** Begin **

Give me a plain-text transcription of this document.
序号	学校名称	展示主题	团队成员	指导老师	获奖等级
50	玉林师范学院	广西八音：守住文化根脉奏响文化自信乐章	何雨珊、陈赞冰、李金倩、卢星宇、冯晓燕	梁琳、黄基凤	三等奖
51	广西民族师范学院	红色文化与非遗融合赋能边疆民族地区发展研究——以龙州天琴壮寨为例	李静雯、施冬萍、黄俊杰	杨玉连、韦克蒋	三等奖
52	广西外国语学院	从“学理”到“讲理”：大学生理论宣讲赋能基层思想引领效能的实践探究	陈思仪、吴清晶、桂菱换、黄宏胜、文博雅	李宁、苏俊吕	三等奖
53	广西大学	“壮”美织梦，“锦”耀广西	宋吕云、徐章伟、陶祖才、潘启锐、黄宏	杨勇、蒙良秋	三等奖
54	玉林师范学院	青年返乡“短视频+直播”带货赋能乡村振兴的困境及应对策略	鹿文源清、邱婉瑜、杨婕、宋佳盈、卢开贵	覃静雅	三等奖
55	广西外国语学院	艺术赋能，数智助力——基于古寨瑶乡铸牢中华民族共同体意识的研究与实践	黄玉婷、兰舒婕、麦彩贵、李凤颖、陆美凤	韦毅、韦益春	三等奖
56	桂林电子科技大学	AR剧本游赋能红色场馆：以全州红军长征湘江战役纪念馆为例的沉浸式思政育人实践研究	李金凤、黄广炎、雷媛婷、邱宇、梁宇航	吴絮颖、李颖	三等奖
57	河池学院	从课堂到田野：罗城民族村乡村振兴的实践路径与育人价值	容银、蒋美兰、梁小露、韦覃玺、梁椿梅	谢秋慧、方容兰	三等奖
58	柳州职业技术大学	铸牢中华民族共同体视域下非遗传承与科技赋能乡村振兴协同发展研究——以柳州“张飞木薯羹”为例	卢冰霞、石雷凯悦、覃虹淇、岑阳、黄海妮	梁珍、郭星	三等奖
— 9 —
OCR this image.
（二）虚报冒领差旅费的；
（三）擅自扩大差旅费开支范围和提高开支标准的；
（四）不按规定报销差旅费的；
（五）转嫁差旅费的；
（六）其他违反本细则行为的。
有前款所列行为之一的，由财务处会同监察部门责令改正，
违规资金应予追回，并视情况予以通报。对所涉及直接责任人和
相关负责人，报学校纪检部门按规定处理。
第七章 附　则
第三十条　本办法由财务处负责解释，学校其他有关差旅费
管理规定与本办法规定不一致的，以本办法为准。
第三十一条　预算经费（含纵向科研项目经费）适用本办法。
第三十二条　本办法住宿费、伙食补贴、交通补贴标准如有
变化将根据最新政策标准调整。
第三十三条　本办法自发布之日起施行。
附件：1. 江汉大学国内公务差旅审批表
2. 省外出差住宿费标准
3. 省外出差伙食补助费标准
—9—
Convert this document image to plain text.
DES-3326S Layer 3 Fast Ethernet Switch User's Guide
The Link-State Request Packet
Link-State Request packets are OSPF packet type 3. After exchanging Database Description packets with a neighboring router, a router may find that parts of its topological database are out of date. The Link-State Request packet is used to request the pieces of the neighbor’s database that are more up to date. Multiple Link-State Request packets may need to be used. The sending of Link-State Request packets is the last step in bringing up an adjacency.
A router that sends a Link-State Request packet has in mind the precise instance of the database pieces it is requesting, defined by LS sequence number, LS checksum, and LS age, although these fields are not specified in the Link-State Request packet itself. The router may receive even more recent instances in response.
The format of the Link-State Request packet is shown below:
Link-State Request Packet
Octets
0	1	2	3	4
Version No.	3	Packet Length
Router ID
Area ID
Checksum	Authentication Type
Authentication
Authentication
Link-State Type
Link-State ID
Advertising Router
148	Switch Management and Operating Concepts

** End **

_What to produce:_
Write only the number of lines that include "Switch".

_Exercise solution:_
2